● **TASK TO COMPLETE**
Leave out every picture, then transcribe the rest of the listing exactly.
== RECORDS TO PROCESS
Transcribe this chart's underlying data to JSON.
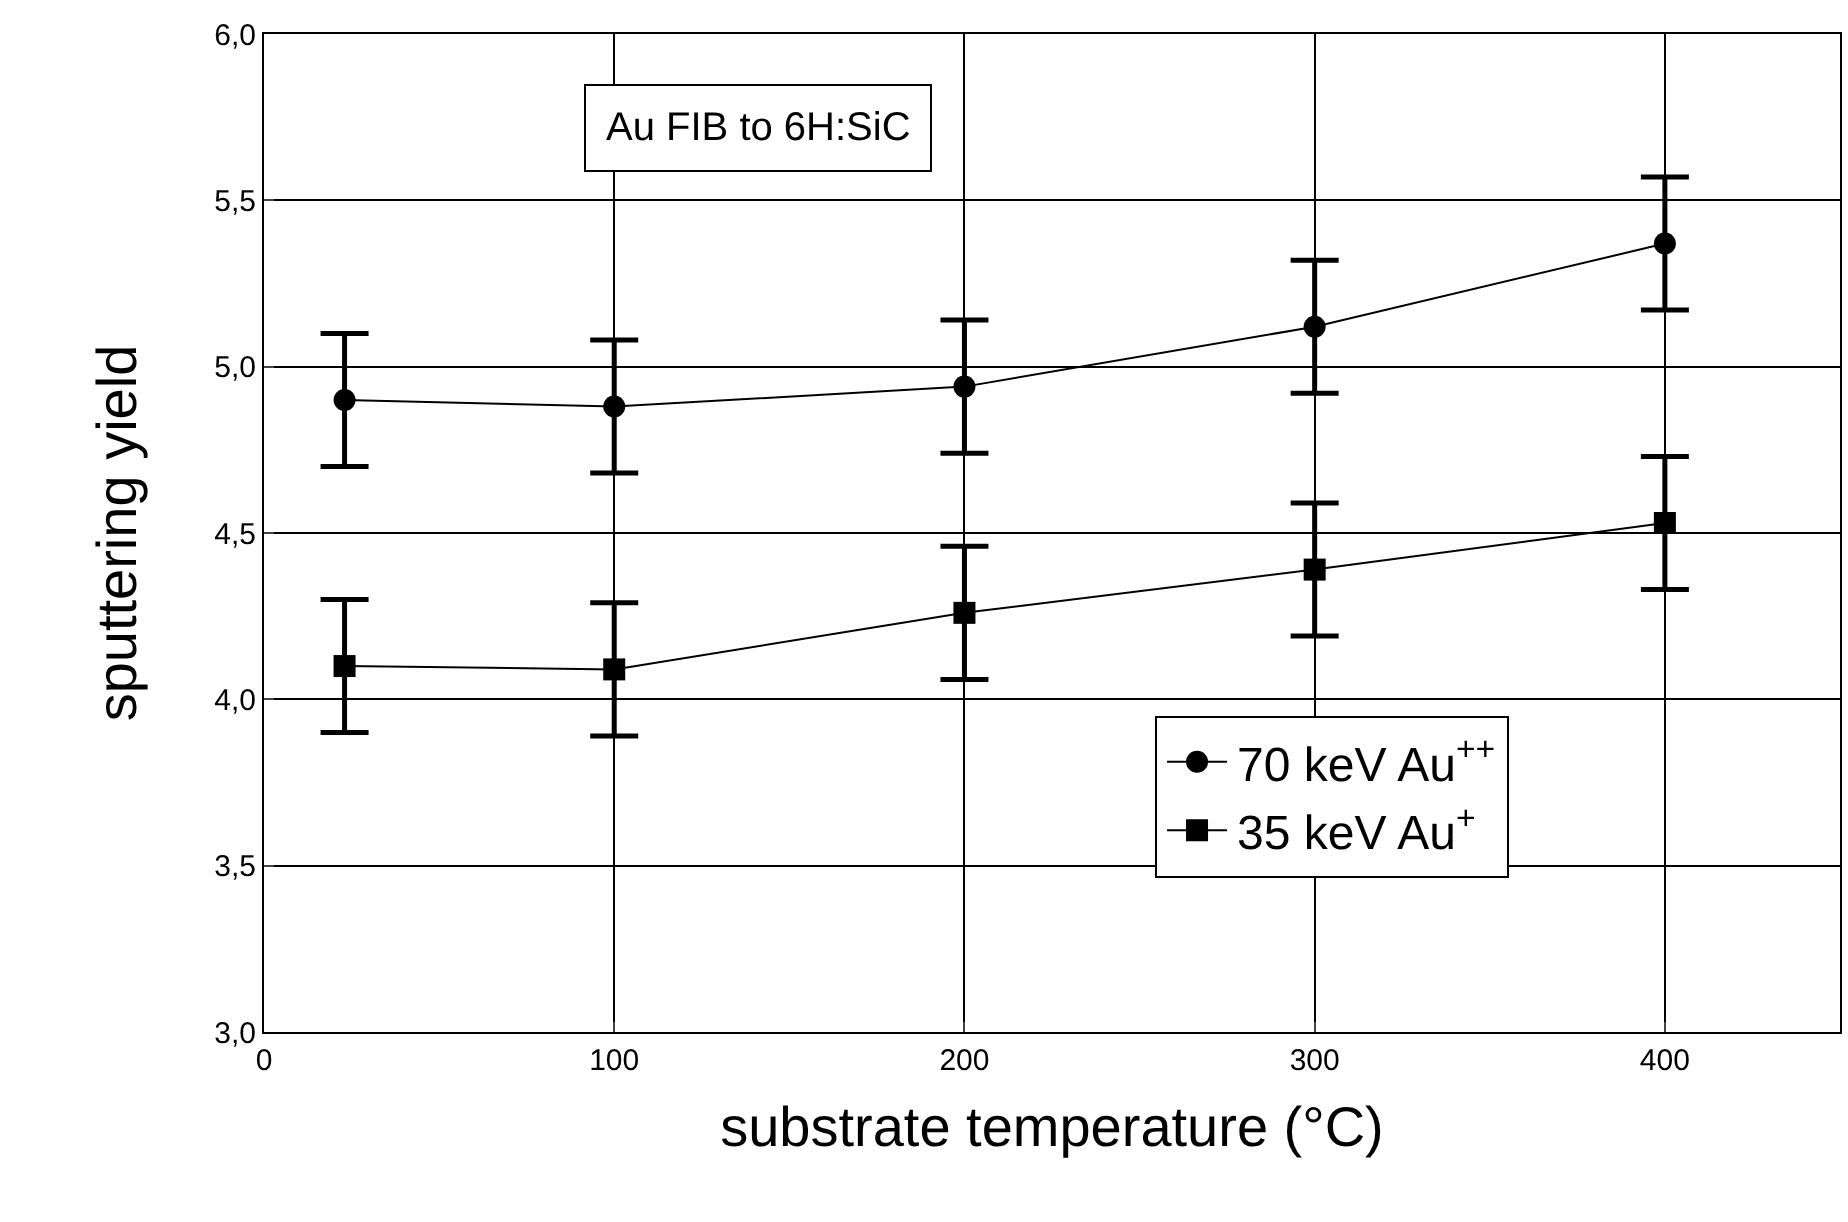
{
  "chart_data": {
    "type": "line",
    "xlabel": "substrate temperature (°C)",
    "ylabel": "sputtering yield",
    "x": [
      23,
      100,
      200,
      300,
      400
    ],
    "series": [
      {
        "name": "70 keV Au$^{++}$",
        "color": "#000000",
        "marker": "circle",
        "values": [
          4.9,
          4.88,
          4.94,
          5.12,
          5.37
        ],
        "errors": [
          0.2,
          0.2,
          0.2,
          0.2,
          0.2
        ]
      },
      {
        "name": "35 keV Au$^{+}$",
        "color": "#000000",
        "marker": "square",
        "values": [
          4.1,
          4.09,
          4.26,
          4.39,
          4.53
        ],
        "errors": [
          0.2,
          0.2,
          0.2,
          0.2,
          0.2
        ]
      }
    ],
    "annotations": [
      "Au FIB to 6H:SiC"
    ],
    "xlim": [
      0,
      450
    ],
    "xticks": [
      0,
      100,
      200,
      300,
      400
    ],
    "ylim": [
      3.0,
      6.0
    ],
    "yticks": [
      {
        "value": 3.0,
        "label": "3,0"
      },
      {
        "value": 3.5,
        "label": "3,5"
      },
      {
        "value": 4.0,
        "label": "4,0"
      },
      {
        "value": 4.5,
        "label": "4,5"
      },
      {
        "value": 5.0,
        "label": "5,0"
      },
      {
        "value": 5.5,
        "label": "5,5"
      },
      {
        "value": 6.0,
        "label": "6,0"
      }
    ],
    "grid": true,
    "legend": "bottom right",
    "line_style": "solid"
  }
}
====
● **SOLVED PROBLEM**
Transcribe this chart's underlying data to JSON.
{
  "chart_data": {
    "type": "line",
    "xlabel": "substrate temperature (°C)",
    "ylabel": "sputtering yield",
    "x": [
      23,
      100,
      200,
      300,
      400
    ],
    "series": [
      {
        "name": "70 keV Au$^{++}$",
        "color": "#000000",
        "marker": "circle",
        "values": [
          4.9,
          4.88,
          4.94,
          5.12,
          5.37
        ],
        "errors": [
          0.2,
          0.2,
          0.2,
          0.2,
          0.2
        ]
      },
      {
        "name": "35 keV Au$^{+}$",
        "color": "#000000",
        "marker": "square",
        "values": [
          4.1,
          4.09,
          4.26,
          4.39,
          4.53
        ],
        "errors": [
          0.2,
          0.2,
          0.2,
          0.2,
          0.2
        ]
      }
    ],
    "annotations": [
      "Au FIB to 6H:SiC"
    ],
    "xlim": [
      0,
      450
    ],
    "xticks": [
      0,
      100,
      200,
      300,
      400
    ],
    "ylim": [
      3.0,
      6.0
    ],
    "yticks": [
      {
        "value": 3.0,
        "label": "3,0"
      },
      {
        "value": 3.5,
        "label": "3,5"
      },
      {
        "value": 4.0,
        "label": "4,0"
      },
      {
        "value": 4.5,
        "label": "4,5"
      },
      {
        "value": 5.0,
        "label": "5,0"
      },
      {
        "value": 5.5,
        "label": "5,5"
      },
      {
        "value": 6.0,
        "label": "6,0"
      }
    ],
    "grid": true,
    "legend": "bottom right",
    "line_style": "solid"
  }
}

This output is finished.